* [Short task]: Reproduce every line of the material below, but drop the pictures.

(Dataset items)
__________________________________________________
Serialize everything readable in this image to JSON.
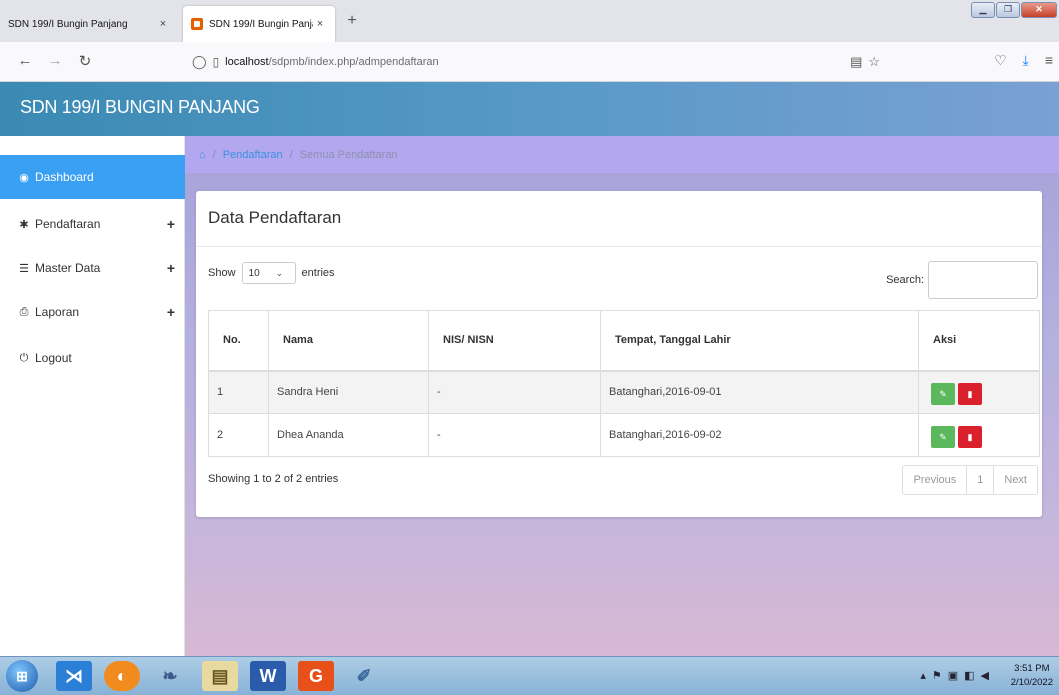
{
  "browser": {
    "tabs": [
      {
        "title": "SDN 199/I Bungin Panjang",
        "close": "×"
      },
      {
        "title": "SDN 199/I Bungin Panjang",
        "close": "×"
      }
    ],
    "new_tab": "+",
    "url_host": "localhost",
    "url_path": "/sdpmb/index.php/admpendaftaran"
  },
  "app": {
    "brand": "SDN 199/I BUNGIN PANJANG"
  },
  "sidebar": {
    "items": [
      {
        "label": "Dashboard",
        "icon": "dashboard-icon",
        "expandable": false
      },
      {
        "label": "Pendaftaran",
        "icon": "gear-icon",
        "expandable": true
      },
      {
        "label": "Master Data",
        "icon": "database-icon",
        "expandable": true
      },
      {
        "label": "Laporan",
        "icon": "print-icon",
        "expandable": true
      },
      {
        "label": "Logout",
        "icon": "power-icon",
        "expandable": false
      }
    ],
    "plus": "+"
  },
  "breadcrumb": {
    "sep": "/",
    "link": "Pendaftaran",
    "current": "Semua Pendaftaran"
  },
  "panel": {
    "title": "Data Pendaftaran",
    "show_label": "Show",
    "entries_value": "10",
    "entries_label": "entries",
    "search_label": "Search:",
    "info": "Showing 1 to 2 of 2 entries",
    "pager": {
      "previous": "Previous",
      "page": "1",
      "next": "Next"
    }
  },
  "table": {
    "headers": [
      "No.",
      "Nama",
      "NIS/ NISN",
      "Tempat, Tanggal Lahir",
      "Aksi"
    ],
    "rows": [
      {
        "no": "1",
        "nama": "Sandra Heni",
        "nis": "-",
        "ttl": "Batanghari,2016-09-01"
      },
      {
        "no": "2",
        "nama": "Dhea Ananda",
        "nis": "-",
        "ttl": "Batanghari,2016-09-02"
      }
    ]
  },
  "taskbar": {
    "time": "3:51 PM",
    "date": "2/10/2022"
  },
  "colors": {
    "sidebar_active": "#3aa0f3",
    "edit_button": "#5cb85c",
    "delete_button": "#d9202c",
    "breadcrumb_bar": "#b3a8ef"
  }
}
__________________________________________________
* [Correct answer]:
Serialize everything readable in this image to JSON.
{
  "browser": {
    "tabs": [
      {
        "title": "SDN 199/I Bungin Panjang",
        "close": "×"
      },
      {
        "title": "SDN 199/I Bungin Panjang",
        "close": "×"
      }
    ],
    "new_tab": "+",
    "url_host": "localhost",
    "url_path": "/sdpmb/index.php/admpendaftaran"
  },
  "app": {
    "brand": "SDN 199/I BUNGIN PANJANG"
  },
  "sidebar": {
    "items": [
      {
        "label": "Dashboard",
        "icon": "dashboard-icon",
        "expandable": false
      },
      {
        "label": "Pendaftaran",
        "icon": "gear-icon",
        "expandable": true
      },
      {
        "label": "Master Data",
        "icon": "database-icon",
        "expandable": true
      },
      {
        "label": "Laporan",
        "icon": "print-icon",
        "expandable": true
      },
      {
        "label": "Logout",
        "icon": "power-icon",
        "expandable": false
      }
    ],
    "plus": "+"
  },
  "breadcrumb": {
    "sep": "/",
    "link": "Pendaftaran",
    "current": "Semua Pendaftaran"
  },
  "panel": {
    "title": "Data Pendaftaran",
    "show_label": "Show",
    "entries_value": "10",
    "entries_label": "entries",
    "search_label": "Search:",
    "info": "Showing 1 to 2 of 2 entries",
    "pager": {
      "previous": "Previous",
      "page": "1",
      "next": "Next"
    }
  },
  "table": {
    "headers": [
      "No.",
      "Nama",
      "NIS/ NISN",
      "Tempat, Tanggal Lahir",
      "Aksi"
    ],
    "rows": [
      {
        "no": "1",
        "nama": "Sandra Heni",
        "nis": "-",
        "ttl": "Batanghari,2016-09-01"
      },
      {
        "no": "2",
        "nama": "Dhea Ananda",
        "nis": "-",
        "ttl": "Batanghari,2016-09-02"
      }
    ]
  },
  "taskbar": {
    "time": "3:51 PM",
    "date": "2/10/2022"
  },
  "colors": {
    "sidebar_active": "#3aa0f3",
    "edit_button": "#5cb85c",
    "delete_button": "#d9202c",
    "breadcrumb_bar": "#b3a8ef"
  }
}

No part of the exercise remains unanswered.